Go through the listing below and gather every line with the word "signal".

---------- MATERIAL PROVIDED

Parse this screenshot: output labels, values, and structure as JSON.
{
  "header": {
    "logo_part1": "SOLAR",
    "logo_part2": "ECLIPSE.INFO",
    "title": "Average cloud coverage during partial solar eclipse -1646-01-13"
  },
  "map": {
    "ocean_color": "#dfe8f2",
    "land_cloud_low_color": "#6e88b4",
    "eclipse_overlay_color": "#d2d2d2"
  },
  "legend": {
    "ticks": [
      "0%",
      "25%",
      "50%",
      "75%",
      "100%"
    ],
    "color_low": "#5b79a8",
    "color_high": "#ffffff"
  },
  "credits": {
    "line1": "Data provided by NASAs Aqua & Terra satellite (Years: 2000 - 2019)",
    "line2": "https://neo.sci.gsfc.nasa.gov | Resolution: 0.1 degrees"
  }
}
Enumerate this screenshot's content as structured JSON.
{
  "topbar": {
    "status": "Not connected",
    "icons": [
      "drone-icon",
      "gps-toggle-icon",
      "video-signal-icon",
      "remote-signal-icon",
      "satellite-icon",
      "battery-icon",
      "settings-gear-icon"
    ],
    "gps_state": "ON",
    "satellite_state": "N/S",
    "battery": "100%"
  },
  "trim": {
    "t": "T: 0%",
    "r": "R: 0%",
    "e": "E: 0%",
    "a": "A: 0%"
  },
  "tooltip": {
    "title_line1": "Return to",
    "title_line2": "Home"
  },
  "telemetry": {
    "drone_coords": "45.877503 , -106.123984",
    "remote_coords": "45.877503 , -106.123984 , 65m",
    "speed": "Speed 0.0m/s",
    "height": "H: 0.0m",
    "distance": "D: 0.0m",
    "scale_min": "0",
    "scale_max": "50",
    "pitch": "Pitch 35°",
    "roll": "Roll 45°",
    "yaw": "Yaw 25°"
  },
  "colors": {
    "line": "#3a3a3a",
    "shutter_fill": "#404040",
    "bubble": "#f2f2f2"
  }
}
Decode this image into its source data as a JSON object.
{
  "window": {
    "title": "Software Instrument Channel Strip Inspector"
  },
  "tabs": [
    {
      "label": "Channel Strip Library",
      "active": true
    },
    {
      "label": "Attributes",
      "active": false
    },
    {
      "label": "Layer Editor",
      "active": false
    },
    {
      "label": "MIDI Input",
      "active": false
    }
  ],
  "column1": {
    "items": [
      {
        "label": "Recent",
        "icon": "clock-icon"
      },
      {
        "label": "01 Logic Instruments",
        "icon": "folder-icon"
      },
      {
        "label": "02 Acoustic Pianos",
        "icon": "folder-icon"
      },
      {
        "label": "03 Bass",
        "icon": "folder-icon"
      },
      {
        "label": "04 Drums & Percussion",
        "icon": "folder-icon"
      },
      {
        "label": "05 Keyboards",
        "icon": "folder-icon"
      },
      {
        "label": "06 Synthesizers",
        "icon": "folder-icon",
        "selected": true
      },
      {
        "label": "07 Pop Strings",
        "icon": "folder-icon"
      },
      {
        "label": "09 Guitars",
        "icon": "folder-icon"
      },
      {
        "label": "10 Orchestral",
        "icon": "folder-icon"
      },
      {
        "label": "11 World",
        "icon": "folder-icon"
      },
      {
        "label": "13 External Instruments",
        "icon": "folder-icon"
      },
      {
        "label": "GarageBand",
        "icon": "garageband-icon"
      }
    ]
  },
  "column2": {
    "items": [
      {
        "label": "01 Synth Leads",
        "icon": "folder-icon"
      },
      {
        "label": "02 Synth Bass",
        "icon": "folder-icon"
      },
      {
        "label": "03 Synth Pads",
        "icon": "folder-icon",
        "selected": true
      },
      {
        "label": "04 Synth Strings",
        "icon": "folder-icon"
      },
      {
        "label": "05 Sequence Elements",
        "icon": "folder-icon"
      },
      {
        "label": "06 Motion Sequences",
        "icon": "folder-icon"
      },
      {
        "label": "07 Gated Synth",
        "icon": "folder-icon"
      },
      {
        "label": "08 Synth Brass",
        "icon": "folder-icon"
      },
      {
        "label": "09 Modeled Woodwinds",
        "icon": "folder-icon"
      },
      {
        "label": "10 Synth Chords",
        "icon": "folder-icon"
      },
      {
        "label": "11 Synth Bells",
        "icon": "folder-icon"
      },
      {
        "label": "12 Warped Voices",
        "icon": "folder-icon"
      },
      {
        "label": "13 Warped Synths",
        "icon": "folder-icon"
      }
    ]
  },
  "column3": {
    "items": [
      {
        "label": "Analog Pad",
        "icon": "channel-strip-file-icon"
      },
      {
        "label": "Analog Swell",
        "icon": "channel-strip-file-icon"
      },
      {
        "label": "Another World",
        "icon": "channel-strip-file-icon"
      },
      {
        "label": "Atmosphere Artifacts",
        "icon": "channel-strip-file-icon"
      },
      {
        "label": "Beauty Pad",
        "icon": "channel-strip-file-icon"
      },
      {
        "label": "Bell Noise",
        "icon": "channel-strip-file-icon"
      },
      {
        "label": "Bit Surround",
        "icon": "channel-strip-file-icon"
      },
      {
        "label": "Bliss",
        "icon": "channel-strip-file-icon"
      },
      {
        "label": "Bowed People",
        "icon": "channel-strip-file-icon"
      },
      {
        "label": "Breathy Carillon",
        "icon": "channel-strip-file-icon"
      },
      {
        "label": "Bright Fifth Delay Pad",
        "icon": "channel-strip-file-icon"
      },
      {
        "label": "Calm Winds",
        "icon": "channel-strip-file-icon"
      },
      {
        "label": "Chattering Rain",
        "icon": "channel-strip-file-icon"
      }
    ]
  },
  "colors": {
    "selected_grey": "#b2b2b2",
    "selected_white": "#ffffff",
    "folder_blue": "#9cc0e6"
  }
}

--------------------

ANSWER TO THE EXERCISE >>
      "video-signal-icon",
      "remote-signal-icon",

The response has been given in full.